**Entries from a dataset**:
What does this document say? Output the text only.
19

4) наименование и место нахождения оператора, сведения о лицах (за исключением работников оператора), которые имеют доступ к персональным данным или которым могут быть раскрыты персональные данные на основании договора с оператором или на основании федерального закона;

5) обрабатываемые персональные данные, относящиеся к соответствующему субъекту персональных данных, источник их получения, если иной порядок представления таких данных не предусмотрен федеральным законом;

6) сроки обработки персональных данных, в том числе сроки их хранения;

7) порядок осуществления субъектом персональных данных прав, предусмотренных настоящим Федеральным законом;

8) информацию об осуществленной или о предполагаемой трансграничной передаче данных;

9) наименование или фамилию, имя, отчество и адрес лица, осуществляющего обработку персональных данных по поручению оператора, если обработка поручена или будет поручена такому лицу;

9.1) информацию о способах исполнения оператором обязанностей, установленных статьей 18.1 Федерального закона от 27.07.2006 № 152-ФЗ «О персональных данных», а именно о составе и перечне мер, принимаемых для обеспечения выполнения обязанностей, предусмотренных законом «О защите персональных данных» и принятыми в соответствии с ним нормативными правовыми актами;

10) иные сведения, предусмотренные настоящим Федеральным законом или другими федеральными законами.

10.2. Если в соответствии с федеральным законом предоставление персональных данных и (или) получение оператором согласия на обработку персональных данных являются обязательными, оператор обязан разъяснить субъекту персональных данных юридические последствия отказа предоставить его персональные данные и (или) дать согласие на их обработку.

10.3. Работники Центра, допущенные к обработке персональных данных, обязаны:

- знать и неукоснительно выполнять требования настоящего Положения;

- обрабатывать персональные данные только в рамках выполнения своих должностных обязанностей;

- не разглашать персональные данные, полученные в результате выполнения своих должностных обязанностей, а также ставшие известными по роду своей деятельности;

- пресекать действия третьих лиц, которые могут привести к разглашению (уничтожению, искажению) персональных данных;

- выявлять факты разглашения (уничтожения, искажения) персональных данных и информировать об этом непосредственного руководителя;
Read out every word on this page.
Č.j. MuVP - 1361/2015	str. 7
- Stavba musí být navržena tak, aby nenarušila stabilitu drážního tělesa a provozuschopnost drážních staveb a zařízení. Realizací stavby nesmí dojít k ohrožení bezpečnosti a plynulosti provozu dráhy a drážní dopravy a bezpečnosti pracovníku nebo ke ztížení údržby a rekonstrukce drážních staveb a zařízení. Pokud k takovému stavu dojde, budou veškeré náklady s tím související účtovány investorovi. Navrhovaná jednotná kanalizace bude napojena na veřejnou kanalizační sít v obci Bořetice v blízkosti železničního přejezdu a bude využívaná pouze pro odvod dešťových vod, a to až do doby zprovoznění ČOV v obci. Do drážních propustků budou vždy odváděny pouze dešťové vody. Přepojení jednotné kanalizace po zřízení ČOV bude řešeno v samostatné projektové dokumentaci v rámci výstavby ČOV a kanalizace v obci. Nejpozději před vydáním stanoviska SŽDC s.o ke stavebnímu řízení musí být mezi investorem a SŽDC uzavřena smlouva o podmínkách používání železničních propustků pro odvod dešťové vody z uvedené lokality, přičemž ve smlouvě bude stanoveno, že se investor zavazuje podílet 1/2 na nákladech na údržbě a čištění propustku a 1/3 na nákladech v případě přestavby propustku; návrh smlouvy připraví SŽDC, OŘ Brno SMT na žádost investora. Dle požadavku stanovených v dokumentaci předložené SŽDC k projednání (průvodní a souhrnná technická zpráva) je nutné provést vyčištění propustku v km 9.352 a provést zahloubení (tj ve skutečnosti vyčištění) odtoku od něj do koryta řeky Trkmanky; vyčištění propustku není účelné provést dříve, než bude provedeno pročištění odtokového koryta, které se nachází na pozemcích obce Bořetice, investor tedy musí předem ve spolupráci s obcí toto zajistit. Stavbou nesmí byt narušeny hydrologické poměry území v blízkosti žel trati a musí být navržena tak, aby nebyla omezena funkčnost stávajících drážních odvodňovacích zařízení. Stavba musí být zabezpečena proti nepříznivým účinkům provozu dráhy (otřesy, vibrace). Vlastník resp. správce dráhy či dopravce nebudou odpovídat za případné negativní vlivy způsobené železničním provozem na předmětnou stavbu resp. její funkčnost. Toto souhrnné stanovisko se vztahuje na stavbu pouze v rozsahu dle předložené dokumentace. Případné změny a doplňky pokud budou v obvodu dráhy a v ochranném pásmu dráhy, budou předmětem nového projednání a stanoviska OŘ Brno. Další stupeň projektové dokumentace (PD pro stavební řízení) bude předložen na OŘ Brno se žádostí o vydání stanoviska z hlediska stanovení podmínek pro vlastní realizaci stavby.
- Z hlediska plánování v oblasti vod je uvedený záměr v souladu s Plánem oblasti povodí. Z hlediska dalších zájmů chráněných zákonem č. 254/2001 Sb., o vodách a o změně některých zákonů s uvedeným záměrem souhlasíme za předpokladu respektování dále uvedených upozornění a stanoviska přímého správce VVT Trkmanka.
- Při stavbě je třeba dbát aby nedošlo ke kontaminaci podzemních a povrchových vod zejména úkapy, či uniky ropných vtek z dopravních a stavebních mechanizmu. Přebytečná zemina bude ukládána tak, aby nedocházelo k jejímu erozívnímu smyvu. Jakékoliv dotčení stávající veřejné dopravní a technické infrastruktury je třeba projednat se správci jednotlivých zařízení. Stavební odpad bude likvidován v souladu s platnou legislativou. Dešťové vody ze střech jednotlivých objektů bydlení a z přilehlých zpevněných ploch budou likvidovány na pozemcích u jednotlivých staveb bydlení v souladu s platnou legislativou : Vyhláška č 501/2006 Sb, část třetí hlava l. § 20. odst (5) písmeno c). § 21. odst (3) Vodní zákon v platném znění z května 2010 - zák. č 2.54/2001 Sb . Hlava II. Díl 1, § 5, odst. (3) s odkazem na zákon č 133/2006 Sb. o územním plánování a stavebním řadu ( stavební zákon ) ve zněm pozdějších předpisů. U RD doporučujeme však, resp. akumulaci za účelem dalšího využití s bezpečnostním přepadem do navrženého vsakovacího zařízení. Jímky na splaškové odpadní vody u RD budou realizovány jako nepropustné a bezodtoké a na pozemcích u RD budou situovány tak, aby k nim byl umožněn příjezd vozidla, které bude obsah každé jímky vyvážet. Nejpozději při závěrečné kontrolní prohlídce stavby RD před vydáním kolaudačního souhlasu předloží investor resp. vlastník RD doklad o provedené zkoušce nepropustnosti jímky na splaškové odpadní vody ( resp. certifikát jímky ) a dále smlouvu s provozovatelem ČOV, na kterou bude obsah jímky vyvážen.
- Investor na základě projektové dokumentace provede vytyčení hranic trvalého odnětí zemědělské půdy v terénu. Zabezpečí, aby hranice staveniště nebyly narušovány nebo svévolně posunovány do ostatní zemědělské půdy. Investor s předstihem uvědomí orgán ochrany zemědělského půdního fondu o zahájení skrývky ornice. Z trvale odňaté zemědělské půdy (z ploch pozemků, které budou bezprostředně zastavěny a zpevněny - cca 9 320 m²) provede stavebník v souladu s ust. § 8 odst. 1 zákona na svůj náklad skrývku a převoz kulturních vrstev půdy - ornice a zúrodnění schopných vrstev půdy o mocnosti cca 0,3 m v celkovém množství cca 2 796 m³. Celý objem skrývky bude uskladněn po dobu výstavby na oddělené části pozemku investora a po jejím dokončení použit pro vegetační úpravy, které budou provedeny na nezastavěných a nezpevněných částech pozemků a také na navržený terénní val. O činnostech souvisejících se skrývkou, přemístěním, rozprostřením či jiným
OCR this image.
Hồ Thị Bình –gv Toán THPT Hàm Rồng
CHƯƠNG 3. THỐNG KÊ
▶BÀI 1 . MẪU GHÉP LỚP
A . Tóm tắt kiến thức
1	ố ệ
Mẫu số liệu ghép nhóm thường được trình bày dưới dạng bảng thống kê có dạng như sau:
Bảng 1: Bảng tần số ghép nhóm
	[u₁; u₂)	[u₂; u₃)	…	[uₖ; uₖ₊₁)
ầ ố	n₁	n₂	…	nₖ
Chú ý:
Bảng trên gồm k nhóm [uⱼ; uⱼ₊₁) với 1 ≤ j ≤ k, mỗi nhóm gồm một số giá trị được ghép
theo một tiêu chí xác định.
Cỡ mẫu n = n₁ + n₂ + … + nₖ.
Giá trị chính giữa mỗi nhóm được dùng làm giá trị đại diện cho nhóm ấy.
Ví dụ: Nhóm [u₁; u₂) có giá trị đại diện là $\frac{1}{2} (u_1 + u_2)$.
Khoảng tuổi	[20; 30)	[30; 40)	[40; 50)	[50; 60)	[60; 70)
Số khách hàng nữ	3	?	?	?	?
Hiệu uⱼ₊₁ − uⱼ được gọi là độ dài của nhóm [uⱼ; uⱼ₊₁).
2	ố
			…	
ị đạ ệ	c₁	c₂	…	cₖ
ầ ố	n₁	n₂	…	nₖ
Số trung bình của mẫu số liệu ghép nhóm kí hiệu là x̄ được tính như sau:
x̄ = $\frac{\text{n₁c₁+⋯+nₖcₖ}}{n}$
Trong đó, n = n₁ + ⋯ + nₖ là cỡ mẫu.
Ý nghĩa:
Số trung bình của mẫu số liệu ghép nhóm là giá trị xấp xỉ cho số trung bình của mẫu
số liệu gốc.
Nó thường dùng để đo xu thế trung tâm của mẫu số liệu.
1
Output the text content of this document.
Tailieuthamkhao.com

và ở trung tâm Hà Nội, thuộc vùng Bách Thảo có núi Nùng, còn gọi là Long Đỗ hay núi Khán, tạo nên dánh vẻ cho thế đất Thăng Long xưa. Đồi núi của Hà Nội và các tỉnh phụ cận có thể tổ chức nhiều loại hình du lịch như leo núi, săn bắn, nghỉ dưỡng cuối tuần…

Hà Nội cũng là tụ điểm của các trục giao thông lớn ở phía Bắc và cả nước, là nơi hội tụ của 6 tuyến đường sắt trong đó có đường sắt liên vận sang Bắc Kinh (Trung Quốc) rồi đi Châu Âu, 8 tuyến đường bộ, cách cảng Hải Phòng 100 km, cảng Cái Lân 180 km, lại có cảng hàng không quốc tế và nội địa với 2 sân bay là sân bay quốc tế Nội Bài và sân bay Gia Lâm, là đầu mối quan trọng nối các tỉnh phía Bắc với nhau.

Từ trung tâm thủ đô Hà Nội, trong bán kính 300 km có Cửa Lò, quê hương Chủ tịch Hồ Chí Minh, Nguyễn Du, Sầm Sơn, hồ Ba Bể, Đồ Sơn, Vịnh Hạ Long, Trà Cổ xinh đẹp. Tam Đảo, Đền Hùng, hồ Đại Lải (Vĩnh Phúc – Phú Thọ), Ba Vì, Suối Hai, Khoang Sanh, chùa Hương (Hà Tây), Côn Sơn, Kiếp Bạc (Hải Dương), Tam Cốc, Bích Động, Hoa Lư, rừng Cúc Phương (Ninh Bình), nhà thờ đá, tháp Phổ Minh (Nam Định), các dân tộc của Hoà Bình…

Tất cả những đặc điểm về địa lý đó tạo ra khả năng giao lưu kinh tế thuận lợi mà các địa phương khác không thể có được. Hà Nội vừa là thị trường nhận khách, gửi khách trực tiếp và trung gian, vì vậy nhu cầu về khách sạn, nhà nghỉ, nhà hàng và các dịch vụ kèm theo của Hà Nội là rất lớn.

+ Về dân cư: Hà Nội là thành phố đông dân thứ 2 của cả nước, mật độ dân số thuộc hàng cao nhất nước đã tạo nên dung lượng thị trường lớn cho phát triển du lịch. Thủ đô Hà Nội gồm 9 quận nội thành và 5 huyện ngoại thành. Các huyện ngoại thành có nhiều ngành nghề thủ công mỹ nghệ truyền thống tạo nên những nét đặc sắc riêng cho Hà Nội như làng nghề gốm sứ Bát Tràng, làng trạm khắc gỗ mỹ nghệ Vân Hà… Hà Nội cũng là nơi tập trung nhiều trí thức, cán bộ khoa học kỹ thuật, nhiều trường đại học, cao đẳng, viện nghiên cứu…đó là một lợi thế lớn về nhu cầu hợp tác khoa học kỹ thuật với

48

**Aim of the exercise**: Respond with the number of lines containing "могут" and no additional words.

**Result**: 2